-- start DATA FOR THIS TASK --
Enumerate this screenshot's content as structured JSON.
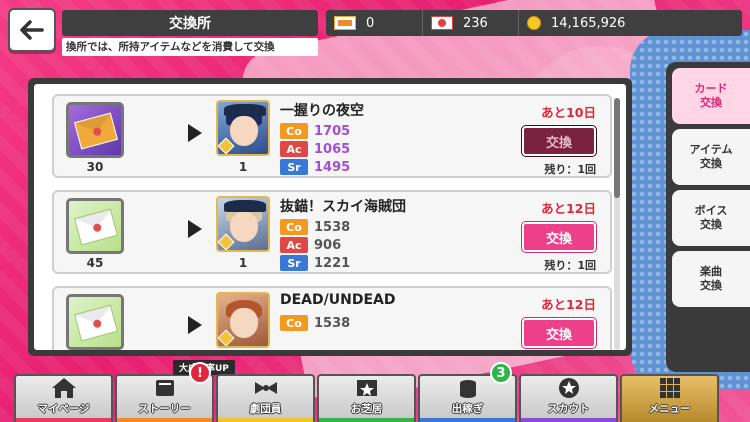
{
  "header": {
    "title": "交換所",
    "subtitle": "換所では、所持アイテムなどを消費して交換"
  },
  "currency": [
    {
      "icon": "ticket-icon",
      "value": "0"
    },
    {
      "icon": "red-ticket-icon",
      "value": "236"
    },
    {
      "icon": "coin-icon",
      "value": "14,165,926"
    }
  ],
  "items": [
    {
      "cost_qty": "30",
      "card_qty": "1",
      "name": "一握りの夜空",
      "deadline": "あと10日",
      "stats": {
        "co": "1705",
        "ac": "1065",
        "sr": "1495"
      },
      "labels": {
        "co": "Co",
        "ac": "Ac",
        "sr": "Sr"
      },
      "button": "交換",
      "remain": "残り：1回"
    },
    {
      "cost_qty": "45",
      "card_qty": "1",
      "name": "抜錨！スカイ海賊団",
      "deadline": "あと12日",
      "stats": {
        "co": "1538",
        "ac": "906",
        "sr": "1221"
      },
      "labels": {
        "co": "Co",
        "ac": "Ac",
        "sr": "Sr"
      },
      "button": "交換",
      "remain": "残り：1回"
    },
    {
      "name": "DEAD/UNDEAD",
      "deadline": "あと12日",
      "stats": {
        "co": "1538"
      },
      "labels": {
        "co": "Co"
      },
      "button": "交換"
    }
  ],
  "tabs": [
    {
      "label": "カード\n交換",
      "line1": "カード",
      "line2": "交換"
    },
    {
      "label": "アイテム交換",
      "line1": "アイテム",
      "line2": "交換"
    },
    {
      "label": "ボイス交換",
      "line1": "ボイス",
      "line2": "交換"
    },
    {
      "label": "楽曲交換",
      "line1": "楽曲",
      "line2": "交換"
    }
  ],
  "nav": [
    {
      "label": "マイページ",
      "icon": "home-icon",
      "color": "#e63a5e"
    },
    {
      "label": "ストーリー",
      "icon": "book-icon",
      "color": "#f08a2a",
      "badge": "!",
      "up": "大成功率UP"
    },
    {
      "label": "劇団員",
      "icon": "bowtie-icon",
      "color": "#f3c22a"
    },
    {
      "label": "お芝居",
      "icon": "stage-icon",
      "color": "#38b24a"
    },
    {
      "label": "出稼ぎ",
      "icon": "coins-icon",
      "color": "#3a78d6",
      "badge": "3"
    },
    {
      "label": "スカウト",
      "icon": "star-badge-icon",
      "color": "#8e4ad1"
    },
    {
      "label": "メニュー",
      "icon": "grid-icon",
      "color": "#b68a2c"
    }
  ]
}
-- end DATA FOR THIS TASK --
TASK INSTRUCTIONS
Copy every line above word for word and exclude the pictures.

CORRECT OUTPUT
Enumerate this screenshot's content as structured JSON.
{
  "header": {
    "title": "交換所",
    "subtitle": "換所では、所持アイテムなどを消費して交換"
  },
  "currency": [
    {
      "icon": "ticket-icon",
      "value": "0"
    },
    {
      "icon": "red-ticket-icon",
      "value": "236"
    },
    {
      "icon": "coin-icon",
      "value": "14,165,926"
    }
  ],
  "items": [
    {
      "cost_qty": "30",
      "card_qty": "1",
      "name": "一握りの夜空",
      "deadline": "あと10日",
      "stats": {
        "co": "1705",
        "ac": "1065",
        "sr": "1495"
      },
      "labels": {
        "co": "Co",
        "ac": "Ac",
        "sr": "Sr"
      },
      "button": "交換",
      "remain": "残り：1回"
    },
    {
      "cost_qty": "45",
      "card_qty": "1",
      "name": "抜錨！スカイ海賊団",
      "deadline": "あと12日",
      "stats": {
        "co": "1538",
        "ac": "906",
        "sr": "1221"
      },
      "labels": {
        "co": "Co",
        "ac": "Ac",
        "sr": "Sr"
      },
      "button": "交換",
      "remain": "残り：1回"
    },
    {
      "name": "DEAD/UNDEAD",
      "deadline": "あと12日",
      "stats": {
        "co": "1538"
      },
      "labels": {
        "co": "Co"
      },
      "button": "交換"
    }
  ],
  "tabs": [
    {
      "label": "カード\n交換",
      "line1": "カード",
      "line2": "交換"
    },
    {
      "label": "アイテム交換",
      "line1": "アイテム",
      "line2": "交換"
    },
    {
      "label": "ボイス交換",
      "line1": "ボイス",
      "line2": "交換"
    },
    {
      "label": "楽曲交換",
      "line1": "楽曲",
      "line2": "交換"
    }
  ],
  "nav": [
    {
      "label": "マイページ",
      "icon": "home-icon",
      "color": "#e63a5e"
    },
    {
      "label": "ストーリー",
      "icon": "book-icon",
      "color": "#f08a2a",
      "badge": "!",
      "up": "大成功率UP"
    },
    {
      "label": "劇団員",
      "icon": "bowtie-icon",
      "color": "#f3c22a"
    },
    {
      "label": "お芝居",
      "icon": "stage-icon",
      "color": "#38b24a"
    },
    {
      "label": "出稼ぎ",
      "icon": "coins-icon",
      "color": "#3a78d6",
      "badge": "3"
    },
    {
      "label": "スカウト",
      "icon": "star-badge-icon",
      "color": "#8e4ad1"
    },
    {
      "label": "メニュー",
      "icon": "grid-icon",
      "color": "#b68a2c"
    }
  ]
}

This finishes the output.